Challenge
Every line with the word "this" in it should be extracted from the data that follows.

Stored records
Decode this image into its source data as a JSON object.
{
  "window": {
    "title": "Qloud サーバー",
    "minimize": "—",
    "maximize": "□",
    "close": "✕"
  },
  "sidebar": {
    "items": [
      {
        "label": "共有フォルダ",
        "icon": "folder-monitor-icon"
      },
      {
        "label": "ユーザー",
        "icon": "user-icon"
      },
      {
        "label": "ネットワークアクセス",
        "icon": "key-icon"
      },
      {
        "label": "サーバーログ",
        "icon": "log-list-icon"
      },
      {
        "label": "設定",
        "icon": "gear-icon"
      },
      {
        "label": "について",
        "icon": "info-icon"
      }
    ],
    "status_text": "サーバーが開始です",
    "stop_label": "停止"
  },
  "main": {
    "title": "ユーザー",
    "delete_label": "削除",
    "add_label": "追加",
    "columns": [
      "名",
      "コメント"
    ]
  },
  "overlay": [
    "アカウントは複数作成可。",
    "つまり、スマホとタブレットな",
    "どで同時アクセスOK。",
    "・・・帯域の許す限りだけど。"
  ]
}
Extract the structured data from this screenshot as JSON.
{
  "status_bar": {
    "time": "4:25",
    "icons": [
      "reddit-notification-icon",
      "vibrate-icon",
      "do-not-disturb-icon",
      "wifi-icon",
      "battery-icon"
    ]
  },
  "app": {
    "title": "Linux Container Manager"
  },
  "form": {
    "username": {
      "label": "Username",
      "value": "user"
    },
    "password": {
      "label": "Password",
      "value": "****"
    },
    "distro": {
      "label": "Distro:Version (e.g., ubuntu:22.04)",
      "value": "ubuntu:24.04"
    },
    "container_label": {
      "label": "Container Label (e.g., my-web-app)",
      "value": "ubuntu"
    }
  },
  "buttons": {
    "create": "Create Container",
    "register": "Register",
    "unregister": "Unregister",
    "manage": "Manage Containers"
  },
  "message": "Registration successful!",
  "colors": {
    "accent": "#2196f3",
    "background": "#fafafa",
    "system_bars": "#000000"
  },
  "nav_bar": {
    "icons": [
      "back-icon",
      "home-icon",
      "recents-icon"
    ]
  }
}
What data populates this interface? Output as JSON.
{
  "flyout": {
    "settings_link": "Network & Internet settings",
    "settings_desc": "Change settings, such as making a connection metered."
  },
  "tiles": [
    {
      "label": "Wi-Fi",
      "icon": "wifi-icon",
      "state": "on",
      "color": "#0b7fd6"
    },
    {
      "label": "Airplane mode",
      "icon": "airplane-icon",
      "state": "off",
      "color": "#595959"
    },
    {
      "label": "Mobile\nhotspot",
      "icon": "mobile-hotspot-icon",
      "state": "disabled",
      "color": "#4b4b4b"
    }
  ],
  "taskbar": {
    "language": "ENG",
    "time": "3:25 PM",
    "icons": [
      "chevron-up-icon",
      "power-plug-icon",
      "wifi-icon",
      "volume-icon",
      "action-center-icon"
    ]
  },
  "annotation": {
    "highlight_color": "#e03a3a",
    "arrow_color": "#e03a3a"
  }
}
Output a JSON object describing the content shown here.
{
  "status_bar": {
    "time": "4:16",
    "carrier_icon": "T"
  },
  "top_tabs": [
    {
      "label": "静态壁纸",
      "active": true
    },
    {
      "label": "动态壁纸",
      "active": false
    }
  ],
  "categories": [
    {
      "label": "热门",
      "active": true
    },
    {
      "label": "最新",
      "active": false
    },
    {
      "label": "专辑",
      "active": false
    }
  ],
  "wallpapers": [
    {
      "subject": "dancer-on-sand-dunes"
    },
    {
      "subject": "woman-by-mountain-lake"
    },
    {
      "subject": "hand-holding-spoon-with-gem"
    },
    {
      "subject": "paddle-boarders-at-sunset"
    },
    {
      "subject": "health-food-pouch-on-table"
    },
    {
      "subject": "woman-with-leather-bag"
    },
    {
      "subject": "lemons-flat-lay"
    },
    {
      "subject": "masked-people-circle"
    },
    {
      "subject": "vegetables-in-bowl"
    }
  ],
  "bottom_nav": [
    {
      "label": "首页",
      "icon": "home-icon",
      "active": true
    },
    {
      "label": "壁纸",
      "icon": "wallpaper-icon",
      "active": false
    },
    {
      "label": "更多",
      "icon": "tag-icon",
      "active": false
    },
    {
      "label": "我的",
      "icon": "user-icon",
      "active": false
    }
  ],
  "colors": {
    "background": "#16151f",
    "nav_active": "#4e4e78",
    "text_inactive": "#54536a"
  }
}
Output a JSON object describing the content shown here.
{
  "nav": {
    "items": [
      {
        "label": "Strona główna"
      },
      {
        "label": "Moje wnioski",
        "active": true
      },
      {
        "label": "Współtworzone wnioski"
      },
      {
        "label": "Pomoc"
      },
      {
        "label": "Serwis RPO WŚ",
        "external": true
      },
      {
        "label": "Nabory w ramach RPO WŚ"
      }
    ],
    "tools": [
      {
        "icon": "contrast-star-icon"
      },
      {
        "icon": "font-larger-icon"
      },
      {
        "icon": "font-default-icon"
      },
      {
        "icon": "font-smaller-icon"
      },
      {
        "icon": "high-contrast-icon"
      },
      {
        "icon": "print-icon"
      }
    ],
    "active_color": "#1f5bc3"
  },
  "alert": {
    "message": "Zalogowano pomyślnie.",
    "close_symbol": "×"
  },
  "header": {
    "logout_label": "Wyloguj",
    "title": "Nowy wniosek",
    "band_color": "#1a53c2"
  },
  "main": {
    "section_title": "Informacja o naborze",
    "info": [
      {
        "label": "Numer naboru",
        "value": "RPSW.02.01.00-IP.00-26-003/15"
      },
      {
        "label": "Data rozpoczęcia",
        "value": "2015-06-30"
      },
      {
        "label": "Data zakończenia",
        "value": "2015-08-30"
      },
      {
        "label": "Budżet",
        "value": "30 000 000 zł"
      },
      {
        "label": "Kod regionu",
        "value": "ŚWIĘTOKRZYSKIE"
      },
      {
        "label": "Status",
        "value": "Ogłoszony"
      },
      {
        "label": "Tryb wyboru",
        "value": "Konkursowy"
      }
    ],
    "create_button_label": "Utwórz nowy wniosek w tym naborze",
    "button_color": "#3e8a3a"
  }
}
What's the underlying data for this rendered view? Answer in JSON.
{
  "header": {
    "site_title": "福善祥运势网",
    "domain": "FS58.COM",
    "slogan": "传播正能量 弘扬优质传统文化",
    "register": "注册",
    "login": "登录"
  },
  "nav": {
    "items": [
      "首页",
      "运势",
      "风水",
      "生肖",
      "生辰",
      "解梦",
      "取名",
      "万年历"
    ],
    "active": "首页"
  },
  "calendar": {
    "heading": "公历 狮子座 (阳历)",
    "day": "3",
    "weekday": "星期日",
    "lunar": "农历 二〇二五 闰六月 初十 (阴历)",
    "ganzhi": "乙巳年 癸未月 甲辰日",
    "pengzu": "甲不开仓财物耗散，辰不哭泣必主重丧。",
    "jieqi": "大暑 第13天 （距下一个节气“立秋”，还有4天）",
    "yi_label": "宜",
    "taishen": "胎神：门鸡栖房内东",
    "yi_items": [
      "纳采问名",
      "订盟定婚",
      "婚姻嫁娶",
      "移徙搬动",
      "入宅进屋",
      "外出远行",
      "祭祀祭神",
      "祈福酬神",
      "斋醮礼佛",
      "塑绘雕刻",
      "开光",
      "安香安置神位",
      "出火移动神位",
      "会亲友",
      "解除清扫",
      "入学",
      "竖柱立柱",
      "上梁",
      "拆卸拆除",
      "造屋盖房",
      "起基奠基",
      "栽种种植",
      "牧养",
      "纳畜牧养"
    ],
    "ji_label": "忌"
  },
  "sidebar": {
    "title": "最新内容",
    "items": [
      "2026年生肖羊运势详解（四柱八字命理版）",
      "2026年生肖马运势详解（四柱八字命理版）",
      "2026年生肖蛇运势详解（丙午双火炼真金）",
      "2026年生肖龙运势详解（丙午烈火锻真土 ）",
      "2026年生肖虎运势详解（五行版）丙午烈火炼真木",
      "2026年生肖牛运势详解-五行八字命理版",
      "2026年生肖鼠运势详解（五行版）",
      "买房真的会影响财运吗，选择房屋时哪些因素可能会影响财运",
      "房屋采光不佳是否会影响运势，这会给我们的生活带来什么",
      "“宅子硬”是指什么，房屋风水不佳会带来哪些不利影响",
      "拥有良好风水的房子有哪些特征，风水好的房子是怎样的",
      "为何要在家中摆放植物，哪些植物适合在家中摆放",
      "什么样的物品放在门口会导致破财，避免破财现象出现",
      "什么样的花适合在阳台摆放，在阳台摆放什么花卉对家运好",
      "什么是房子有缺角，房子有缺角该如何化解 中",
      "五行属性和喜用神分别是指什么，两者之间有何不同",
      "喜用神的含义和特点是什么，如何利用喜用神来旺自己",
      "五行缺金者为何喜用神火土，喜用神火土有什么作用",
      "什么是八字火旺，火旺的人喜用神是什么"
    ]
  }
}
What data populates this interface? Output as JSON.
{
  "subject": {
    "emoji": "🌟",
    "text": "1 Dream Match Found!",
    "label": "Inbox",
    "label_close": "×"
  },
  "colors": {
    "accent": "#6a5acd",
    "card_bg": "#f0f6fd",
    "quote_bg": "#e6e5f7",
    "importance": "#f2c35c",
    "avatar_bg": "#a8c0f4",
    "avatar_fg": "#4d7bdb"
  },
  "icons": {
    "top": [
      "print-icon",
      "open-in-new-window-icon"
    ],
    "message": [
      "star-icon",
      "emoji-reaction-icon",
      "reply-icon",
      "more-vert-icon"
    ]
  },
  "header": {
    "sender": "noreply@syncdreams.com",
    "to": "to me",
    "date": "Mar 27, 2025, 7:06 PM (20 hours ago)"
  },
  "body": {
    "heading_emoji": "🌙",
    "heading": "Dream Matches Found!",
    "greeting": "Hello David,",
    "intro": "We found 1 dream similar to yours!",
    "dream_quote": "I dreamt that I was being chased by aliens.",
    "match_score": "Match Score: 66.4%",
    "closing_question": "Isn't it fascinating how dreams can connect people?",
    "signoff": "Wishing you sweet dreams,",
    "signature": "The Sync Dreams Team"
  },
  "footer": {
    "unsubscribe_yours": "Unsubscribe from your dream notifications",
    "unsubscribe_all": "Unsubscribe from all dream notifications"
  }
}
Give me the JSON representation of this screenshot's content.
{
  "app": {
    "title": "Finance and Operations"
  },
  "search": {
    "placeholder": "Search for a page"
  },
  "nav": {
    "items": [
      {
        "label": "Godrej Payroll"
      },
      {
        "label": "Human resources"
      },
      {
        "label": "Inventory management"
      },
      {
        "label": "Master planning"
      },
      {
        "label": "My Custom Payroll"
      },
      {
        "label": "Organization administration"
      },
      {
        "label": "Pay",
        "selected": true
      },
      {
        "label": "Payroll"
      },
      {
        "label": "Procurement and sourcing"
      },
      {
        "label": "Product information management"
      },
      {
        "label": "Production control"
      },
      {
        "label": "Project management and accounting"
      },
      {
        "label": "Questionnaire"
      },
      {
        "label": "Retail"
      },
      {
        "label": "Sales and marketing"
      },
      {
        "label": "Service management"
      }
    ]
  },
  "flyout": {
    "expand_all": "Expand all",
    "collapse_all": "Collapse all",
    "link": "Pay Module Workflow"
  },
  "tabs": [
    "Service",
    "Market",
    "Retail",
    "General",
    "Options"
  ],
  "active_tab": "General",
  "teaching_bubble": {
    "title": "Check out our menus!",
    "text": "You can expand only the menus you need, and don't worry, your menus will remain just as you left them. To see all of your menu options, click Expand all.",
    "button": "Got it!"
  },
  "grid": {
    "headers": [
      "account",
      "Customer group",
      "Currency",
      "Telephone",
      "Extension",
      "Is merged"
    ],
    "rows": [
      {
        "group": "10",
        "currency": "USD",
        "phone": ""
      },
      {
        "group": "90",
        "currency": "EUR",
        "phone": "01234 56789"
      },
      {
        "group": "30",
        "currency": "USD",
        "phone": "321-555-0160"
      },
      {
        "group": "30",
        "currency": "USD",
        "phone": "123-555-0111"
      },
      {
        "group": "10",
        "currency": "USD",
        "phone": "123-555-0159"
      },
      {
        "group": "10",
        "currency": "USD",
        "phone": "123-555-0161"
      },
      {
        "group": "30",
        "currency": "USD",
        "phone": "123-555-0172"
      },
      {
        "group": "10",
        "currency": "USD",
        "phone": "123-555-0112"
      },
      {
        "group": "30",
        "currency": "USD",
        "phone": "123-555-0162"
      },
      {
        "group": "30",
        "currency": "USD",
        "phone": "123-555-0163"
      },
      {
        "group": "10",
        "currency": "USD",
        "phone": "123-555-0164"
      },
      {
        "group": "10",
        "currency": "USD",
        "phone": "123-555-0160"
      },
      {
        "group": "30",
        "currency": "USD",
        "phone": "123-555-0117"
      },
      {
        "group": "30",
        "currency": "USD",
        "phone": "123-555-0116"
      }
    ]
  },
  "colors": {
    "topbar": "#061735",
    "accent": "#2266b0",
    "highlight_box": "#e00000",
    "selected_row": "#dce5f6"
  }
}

Full output
Decode this image into its source data as a JSON object.
Extract the structured data from this screenshot as JSON.
What data populates this interface? Output as JSON.
What's the underlying data for this rendered view? Answer in JSON.
What data populates this interface? Output as JSON.
Give me the JSON representation of this screenshot's content.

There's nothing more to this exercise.